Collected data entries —
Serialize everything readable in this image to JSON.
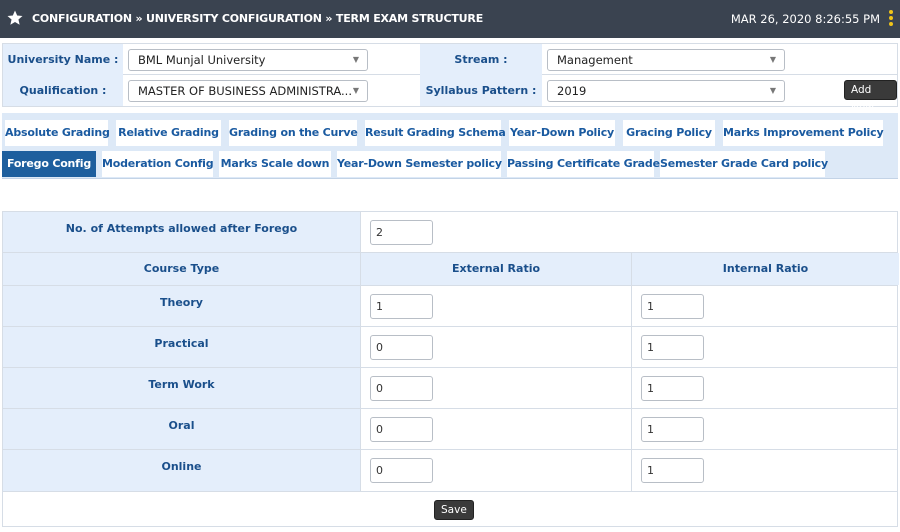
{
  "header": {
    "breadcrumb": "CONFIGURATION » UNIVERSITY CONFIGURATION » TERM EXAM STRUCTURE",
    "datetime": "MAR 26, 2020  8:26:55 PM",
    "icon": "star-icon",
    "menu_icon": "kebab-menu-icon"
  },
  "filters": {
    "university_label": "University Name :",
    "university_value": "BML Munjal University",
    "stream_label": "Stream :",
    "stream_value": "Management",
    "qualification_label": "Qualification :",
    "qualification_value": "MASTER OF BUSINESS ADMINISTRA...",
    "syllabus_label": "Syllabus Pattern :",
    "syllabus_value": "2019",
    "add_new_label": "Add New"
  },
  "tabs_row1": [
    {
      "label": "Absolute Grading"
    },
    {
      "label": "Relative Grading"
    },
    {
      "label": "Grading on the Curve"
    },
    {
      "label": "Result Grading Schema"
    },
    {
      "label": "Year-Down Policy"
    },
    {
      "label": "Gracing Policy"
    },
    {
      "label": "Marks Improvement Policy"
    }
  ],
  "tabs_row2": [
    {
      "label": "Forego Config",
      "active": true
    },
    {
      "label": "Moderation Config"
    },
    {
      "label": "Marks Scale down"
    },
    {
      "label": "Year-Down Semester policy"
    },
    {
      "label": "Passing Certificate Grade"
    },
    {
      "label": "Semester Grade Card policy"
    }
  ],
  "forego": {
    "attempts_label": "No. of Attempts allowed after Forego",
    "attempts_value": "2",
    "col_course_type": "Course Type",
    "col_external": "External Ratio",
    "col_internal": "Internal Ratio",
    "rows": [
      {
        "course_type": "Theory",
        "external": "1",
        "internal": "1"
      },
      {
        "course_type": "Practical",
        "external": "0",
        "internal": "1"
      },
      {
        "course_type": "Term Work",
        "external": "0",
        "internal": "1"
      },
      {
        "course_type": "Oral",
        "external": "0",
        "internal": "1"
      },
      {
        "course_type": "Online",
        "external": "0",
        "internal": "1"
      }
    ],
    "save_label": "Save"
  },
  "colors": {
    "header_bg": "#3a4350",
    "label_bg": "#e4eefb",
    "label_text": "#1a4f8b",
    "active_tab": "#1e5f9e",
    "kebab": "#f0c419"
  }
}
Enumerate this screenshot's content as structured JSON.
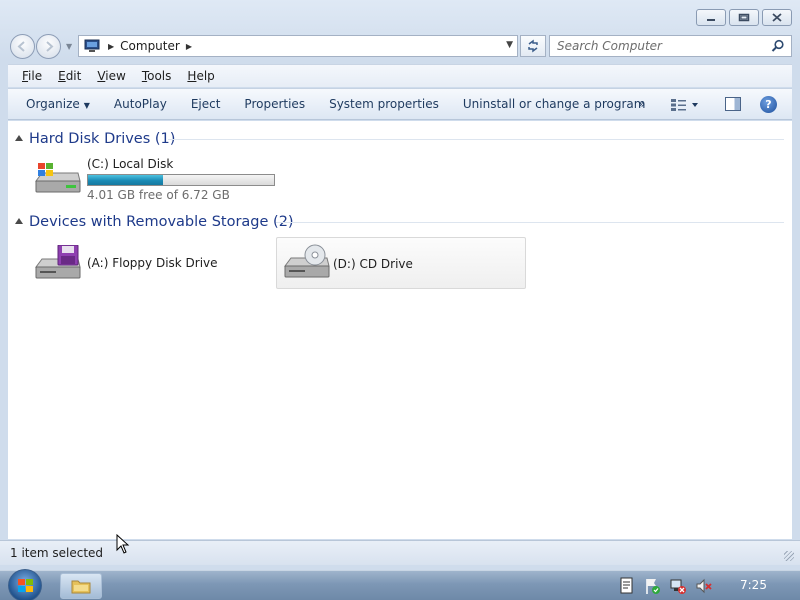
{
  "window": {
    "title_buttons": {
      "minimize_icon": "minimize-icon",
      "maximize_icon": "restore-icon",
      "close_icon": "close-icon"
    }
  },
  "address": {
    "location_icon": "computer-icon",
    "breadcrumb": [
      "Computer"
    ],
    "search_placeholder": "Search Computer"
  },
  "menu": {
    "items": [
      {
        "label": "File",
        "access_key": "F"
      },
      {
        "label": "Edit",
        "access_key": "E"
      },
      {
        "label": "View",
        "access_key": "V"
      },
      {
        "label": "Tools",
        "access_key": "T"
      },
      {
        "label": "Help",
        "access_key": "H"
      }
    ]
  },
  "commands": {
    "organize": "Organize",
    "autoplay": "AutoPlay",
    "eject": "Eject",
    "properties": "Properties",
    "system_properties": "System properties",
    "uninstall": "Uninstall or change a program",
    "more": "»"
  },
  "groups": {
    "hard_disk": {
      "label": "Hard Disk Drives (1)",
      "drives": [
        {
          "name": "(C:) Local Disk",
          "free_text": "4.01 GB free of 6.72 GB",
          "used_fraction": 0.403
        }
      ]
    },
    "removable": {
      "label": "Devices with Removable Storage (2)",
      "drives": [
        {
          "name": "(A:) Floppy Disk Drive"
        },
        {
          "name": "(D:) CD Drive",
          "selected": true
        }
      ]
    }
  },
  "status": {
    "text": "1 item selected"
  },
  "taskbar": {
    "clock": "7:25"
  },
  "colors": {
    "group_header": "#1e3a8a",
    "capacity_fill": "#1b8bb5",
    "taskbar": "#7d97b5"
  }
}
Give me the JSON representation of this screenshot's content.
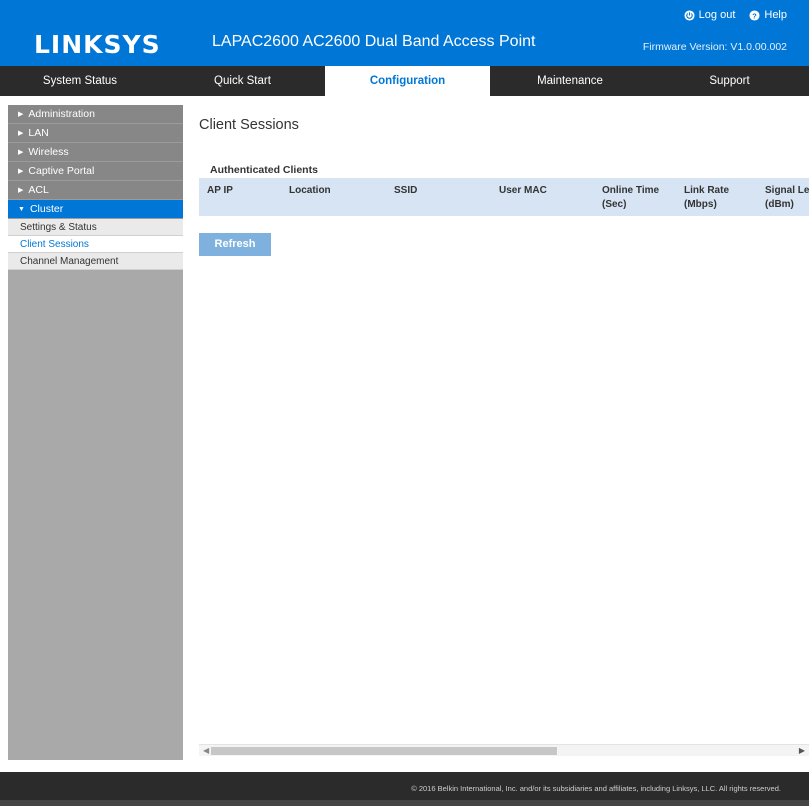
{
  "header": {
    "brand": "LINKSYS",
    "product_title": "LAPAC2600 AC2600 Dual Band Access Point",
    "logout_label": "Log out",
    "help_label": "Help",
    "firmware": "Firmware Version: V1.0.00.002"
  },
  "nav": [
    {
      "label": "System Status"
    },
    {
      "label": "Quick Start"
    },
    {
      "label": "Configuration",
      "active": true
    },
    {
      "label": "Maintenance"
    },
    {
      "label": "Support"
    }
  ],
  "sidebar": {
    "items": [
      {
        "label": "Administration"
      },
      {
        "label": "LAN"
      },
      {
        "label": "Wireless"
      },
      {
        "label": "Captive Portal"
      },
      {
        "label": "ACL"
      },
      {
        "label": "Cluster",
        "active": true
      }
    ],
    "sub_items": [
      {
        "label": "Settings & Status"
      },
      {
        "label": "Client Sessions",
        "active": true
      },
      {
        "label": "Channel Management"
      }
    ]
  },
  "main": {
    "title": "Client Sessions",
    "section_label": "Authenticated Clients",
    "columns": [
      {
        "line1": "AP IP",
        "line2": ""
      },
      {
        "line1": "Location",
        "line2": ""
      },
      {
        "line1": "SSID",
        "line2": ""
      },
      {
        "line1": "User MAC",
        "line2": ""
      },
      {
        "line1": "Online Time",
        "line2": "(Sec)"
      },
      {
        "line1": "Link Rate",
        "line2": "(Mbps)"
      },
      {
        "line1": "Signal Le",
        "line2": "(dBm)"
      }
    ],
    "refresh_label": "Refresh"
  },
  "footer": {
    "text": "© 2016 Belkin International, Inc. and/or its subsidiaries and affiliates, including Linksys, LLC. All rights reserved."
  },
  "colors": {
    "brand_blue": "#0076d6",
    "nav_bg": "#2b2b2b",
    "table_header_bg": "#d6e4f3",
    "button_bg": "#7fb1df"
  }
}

EXERCISE INSTRUCTIONS — Identify lines with the string "Online". Copy each one.

CORRECT ANSWER —
        "course_type": "Online",
        "line1": "Online Time",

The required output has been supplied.